--- begin EXERCISE INPUTS ---

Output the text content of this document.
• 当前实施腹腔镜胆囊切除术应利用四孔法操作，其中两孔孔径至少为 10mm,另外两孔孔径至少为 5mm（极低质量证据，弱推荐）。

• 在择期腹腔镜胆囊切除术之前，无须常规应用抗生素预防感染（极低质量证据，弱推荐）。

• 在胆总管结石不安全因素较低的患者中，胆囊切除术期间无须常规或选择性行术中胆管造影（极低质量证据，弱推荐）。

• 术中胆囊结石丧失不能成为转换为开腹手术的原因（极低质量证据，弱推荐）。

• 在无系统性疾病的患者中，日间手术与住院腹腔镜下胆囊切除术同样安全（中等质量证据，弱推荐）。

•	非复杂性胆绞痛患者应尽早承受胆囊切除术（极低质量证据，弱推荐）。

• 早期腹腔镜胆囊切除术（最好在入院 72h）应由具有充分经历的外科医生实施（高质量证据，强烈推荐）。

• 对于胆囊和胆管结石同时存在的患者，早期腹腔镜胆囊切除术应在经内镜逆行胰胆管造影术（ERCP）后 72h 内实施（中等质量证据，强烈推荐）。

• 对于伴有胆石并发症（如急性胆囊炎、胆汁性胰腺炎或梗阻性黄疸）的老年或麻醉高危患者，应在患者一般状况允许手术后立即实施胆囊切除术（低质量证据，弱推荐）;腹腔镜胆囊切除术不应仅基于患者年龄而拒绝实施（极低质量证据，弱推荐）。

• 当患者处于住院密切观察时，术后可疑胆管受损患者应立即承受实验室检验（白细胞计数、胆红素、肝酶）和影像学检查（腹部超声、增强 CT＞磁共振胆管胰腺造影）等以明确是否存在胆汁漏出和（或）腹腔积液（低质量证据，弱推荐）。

--- end EXERCISE INPUTS ---

## OBJECTIVE
Look through the listing and extract every line with "中等质量证据" in it.

## FINAL ANSWER
• 在无系统性疾病的患者中，日间手术与住院腹腔镜下胆囊切除术同样安全（中等质量证据，弱推荐）。
• 对于胆囊和胆管结石同时存在的患者，早期腹腔镜胆囊切除术应在经内镜逆行胰胆管造影术（ERCP）后 72h 内实施（中等质量证据，强烈推荐）。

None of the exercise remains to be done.